SHORT TASK: Output the data below in full, byte for byte. Nothing may differ.

DATA PROVIDED:
··········

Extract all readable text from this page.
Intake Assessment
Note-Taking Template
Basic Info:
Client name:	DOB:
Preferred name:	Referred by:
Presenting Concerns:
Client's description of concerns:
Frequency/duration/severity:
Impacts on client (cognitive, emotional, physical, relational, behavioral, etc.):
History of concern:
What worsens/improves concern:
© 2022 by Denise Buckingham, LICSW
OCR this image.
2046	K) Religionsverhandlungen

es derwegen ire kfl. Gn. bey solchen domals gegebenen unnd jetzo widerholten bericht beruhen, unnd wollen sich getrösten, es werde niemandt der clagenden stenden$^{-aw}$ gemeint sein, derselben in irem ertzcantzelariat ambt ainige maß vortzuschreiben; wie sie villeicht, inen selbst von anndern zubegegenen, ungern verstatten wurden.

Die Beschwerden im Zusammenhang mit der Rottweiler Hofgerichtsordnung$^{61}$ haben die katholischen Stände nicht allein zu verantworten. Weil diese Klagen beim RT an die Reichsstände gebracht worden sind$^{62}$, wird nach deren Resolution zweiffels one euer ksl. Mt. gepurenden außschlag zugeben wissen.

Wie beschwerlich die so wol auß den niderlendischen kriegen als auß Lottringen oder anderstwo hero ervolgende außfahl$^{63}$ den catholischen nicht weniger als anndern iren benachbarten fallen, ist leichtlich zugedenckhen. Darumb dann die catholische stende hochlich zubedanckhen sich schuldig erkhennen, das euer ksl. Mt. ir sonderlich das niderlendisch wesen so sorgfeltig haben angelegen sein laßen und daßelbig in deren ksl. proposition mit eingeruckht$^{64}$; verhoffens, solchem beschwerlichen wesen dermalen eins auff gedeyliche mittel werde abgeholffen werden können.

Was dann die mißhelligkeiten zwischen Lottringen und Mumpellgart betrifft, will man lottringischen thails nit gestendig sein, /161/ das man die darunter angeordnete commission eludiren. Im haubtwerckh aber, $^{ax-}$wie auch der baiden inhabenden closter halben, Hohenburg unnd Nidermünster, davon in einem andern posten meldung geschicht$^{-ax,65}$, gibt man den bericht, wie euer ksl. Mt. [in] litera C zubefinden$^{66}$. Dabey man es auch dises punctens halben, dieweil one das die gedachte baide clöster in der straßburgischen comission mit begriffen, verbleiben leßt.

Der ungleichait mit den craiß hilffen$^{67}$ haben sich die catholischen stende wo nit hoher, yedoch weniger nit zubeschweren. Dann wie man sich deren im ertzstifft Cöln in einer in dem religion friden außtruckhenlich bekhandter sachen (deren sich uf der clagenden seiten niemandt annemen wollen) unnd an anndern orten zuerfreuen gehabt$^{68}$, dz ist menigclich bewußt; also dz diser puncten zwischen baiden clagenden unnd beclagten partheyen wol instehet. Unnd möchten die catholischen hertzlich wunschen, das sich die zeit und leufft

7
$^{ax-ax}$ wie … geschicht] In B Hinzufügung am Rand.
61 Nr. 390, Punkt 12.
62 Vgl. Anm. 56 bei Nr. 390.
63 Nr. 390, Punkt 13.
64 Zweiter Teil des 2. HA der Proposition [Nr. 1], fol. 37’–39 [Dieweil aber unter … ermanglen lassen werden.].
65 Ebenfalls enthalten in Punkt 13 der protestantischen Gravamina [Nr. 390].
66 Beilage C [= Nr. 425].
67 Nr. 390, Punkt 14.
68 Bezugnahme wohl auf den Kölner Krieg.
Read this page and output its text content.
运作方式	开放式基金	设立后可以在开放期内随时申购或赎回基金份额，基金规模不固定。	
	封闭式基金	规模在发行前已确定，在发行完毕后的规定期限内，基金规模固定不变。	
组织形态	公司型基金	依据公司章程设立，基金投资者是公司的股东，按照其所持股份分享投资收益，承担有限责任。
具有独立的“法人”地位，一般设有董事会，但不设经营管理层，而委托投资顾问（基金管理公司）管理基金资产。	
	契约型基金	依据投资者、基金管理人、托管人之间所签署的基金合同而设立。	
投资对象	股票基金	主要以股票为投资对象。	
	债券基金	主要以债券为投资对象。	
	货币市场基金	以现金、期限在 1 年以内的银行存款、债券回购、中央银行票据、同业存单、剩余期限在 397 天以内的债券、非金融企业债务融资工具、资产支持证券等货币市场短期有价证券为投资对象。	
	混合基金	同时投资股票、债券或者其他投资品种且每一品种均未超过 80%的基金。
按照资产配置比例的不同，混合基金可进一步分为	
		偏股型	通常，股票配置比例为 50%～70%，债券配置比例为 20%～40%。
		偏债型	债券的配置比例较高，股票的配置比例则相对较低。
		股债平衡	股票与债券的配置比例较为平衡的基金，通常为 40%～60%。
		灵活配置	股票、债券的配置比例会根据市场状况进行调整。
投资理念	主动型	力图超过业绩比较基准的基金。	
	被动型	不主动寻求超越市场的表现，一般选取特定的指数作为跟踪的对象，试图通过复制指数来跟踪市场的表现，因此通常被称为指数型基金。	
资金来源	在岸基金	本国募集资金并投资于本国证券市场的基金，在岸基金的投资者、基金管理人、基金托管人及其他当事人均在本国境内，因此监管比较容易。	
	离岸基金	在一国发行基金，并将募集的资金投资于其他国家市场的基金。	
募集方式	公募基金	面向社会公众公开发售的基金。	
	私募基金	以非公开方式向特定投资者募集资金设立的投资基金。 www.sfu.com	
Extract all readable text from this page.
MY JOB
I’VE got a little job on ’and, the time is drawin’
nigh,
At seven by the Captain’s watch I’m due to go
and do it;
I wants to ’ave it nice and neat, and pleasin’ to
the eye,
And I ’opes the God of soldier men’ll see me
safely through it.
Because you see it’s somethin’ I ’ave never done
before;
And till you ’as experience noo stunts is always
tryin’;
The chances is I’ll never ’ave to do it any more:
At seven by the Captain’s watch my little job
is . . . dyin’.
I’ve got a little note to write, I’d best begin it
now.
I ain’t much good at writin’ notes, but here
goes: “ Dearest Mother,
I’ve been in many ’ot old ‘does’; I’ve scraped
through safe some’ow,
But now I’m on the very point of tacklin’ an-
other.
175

··········

CORRECT OUTPUT:
Extract all readable text from this page.
Intake Assessment
Note-Taking Template
Basic Info:
Client name:	DOB:
Preferred name:	Referred by:
Presenting Concerns:
Client's description of concerns:
Frequency/duration/severity:
Impacts on client (cognitive, emotional, physical, relational, behavioral, etc.):
History of concern:
What worsens/improves concern:
© 2022 by Denise Buckingham, LICSW
OCR this image.
2046	K) Religionsverhandlungen

es derwegen ire kfl. Gn. bey solchen domals gegebenen unnd jetzo widerholten bericht beruhen, unnd wollen sich getrösten, es werde niemandt der clagenden stenden$^{-aw}$ gemeint sein, derselben in irem ertzcantzelariat ambt ainige maß vortzuschreiben; wie sie villeicht, inen selbst von anndern zubegegenen, ungern verstatten wurden.

Die Beschwerden im Zusammenhang mit der Rottweiler Hofgerichtsordnung$^{61}$ haben die katholischen Stände nicht allein zu verantworten. Weil diese Klagen beim RT an die Reichsstände gebracht worden sind$^{62}$, wird nach deren Resolution zweiffels one euer ksl. Mt. gepurenden außschlag zugeben wissen.

Wie beschwerlich die so wol auß den niderlendischen kriegen als auß Lottringen oder anderstwo hero ervolgende außfahl$^{63}$ den catholischen nicht weniger als anndern iren benachbarten fallen, ist leichtlich zugedenckhen. Darumb dann die catholische stende hochlich zubedanckhen sich schuldig erkhennen, das euer ksl. Mt. ir sonderlich das niderlendisch wesen so sorgfeltig haben angelegen sein laßen und daßelbig in deren ksl. proposition mit eingeruckht$^{64}$; verhoffens, solchem beschwerlichen wesen dermalen eins auff gedeyliche mittel werde abgeholffen werden können.

Was dann die mißhelligkeiten zwischen Lottringen und Mumpellgart betrifft, will man lottringischen thails nit gestendig sein, /161/ das man die darunter angeordnete commission eludiren. Im haubtwerckh aber, $^{ax-}$wie auch der baiden inhabenden closter halben, Hohenburg unnd Nidermünster, davon in einem andern posten meldung geschicht$^{-ax,65}$, gibt man den bericht, wie euer ksl. Mt. [in] litera C zubefinden$^{66}$. Dabey man es auch dises punctens halben, dieweil one das die gedachte baide clöster in der straßburgischen comission mit begriffen, verbleiben leßt.

Der ungleichait mit den craiß hilffen$^{67}$ haben sich die catholischen stende wo nit hoher, yedoch weniger nit zubeschweren. Dann wie man sich deren im ertzstifft Cöln in einer in dem religion friden außtruckhenlich bekhandter sachen (deren sich uf der clagenden seiten niemandt annemen wollen) unnd an anndern orten zuerfreuen gehabt$^{68}$, dz ist menigclich bewußt; also dz diser puncten zwischen baiden clagenden unnd beclagten partheyen wol instehet. Unnd möchten die catholischen hertzlich wunschen, das sich die zeit und leufft

7
$^{ax-ax}$ wie … geschicht] In B Hinzufügung am Rand.
61 Nr. 390, Punkt 12.
62 Vgl. Anm. 56 bei Nr. 390.
63 Nr. 390, Punkt 13.
64 Zweiter Teil des 2. HA der Proposition [Nr. 1], fol. 37’–39 [Dieweil aber unter … ermanglen lassen werden.].
65 Ebenfalls enthalten in Punkt 13 der protestantischen Gravamina [Nr. 390].
66 Beilage C [= Nr. 425].
67 Nr. 390, Punkt 14.
68 Bezugnahme wohl auf den Kölner Krieg.
Read this page and output its text content.
运作方式	开放式基金	设立后可以在开放期内随时申购或赎回基金份额，基金规模不固定。	
	封闭式基金	规模在发行前已确定，在发行完毕后的规定期限内，基金规模固定不变。	
组织形态	公司型基金	依据公司章程设立，基金投资者是公司的股东，按照其所持股份分享投资收益，承担有限责任。
具有独立的“法人”地位，一般设有董事会，但不设经营管理层，而委托投资顾问（基金管理公司）管理基金资产。	
	契约型基金	依据投资者、基金管理人、托管人之间所签署的基金合同而设立。	
投资对象	股票基金	主要以股票为投资对象。	
	债券基金	主要以债券为投资对象。	
	货币市场基金	以现金、期限在 1 年以内的银行存款、债券回购、中央银行票据、同业存单、剩余期限在 397 天以内的债券、非金融企业债务融资工具、资产支持证券等货币市场短期有价证券为投资对象。	
	混合基金	同时投资股票、债券或者其他投资品种且每一品种均未超过 80%的基金。
按照资产配置比例的不同，混合基金可进一步分为	
		偏股型	通常，股票配置比例为 50%～70%，债券配置比例为 20%～40%。
		偏债型	债券的配置比例较高，股票的配置比例则相对较低。
		股债平衡	股票与债券的配置比例较为平衡的基金，通常为 40%～60%。
		灵活配置	股票、债券的配置比例会根据市场状况进行调整。
投资理念	主动型	力图超过业绩比较基准的基金。	
	被动型	不主动寻求超越市场的表现，一般选取特定的指数作为跟踪的对象，试图通过复制指数来跟踪市场的表现，因此通常被称为指数型基金。	
资金来源	在岸基金	本国募集资金并投资于本国证券市场的基金，在岸基金的投资者、基金管理人、基金托管人及其他当事人均在本国境内，因此监管比较容易。	
	离岸基金	在一国发行基金，并将募集的资金投资于其他国家市场的基金。	
募集方式	公募基金	面向社会公众公开发售的基金。	
	私募基金	以非公开方式向特定投资者募集资金设立的投资基金。 www.sfu.com	
Extract all readable text from this page.
MY JOB
I’VE got a little job on ’and, the time is drawin’
nigh,
At seven by the Captain’s watch I’m due to go
and do it;
I wants to ’ave it nice and neat, and pleasin’ to
the eye,
And I ’opes the God of soldier men’ll see me
safely through it.
Because you see it’s somethin’ I ’ave never done
before;
And till you ’as experience noo stunts is always
tryin’;
The chances is I’ll never ’ave to do it any more:
At seven by the Captain’s watch my little job
is . . . dyin’.
I’ve got a little note to write, I’d best begin it
now.
I ain’t much good at writin’ notes, but here
goes: “ Dearest Mother,
I’ve been in many ’ot old ‘does’; I’ve scraped
through safe some’ow,
But now I’m on the very point of tacklin’ an-
other.
175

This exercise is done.